__What the exercise asks__:
Search the data for the word "your" and copy every line that contains it.

* Start Information supplied *

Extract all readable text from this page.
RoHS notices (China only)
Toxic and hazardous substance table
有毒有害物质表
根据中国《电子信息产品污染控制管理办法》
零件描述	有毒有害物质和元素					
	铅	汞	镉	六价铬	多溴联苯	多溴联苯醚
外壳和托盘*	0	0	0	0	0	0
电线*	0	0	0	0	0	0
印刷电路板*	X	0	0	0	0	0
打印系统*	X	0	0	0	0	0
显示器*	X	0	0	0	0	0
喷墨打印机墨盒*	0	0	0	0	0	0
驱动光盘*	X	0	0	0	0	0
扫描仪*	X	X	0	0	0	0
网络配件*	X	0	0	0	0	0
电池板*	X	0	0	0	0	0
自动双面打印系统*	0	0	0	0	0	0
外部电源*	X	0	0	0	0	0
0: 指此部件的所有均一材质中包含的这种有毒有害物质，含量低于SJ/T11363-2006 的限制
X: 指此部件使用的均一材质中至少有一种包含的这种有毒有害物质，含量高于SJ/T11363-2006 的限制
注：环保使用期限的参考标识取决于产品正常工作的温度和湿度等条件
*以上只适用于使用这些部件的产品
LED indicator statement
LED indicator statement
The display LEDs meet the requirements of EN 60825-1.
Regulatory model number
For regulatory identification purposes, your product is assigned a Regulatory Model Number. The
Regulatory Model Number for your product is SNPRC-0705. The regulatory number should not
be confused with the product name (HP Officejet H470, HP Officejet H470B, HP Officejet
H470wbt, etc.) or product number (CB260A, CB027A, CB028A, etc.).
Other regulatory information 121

* End Information supplied *

__Result for this exercise__:
For regulatory identification purposes, your product is assigned a Regulatory Model Number. The
Regulatory Model Number for your product is SNPRC-0705. The regulatory number should not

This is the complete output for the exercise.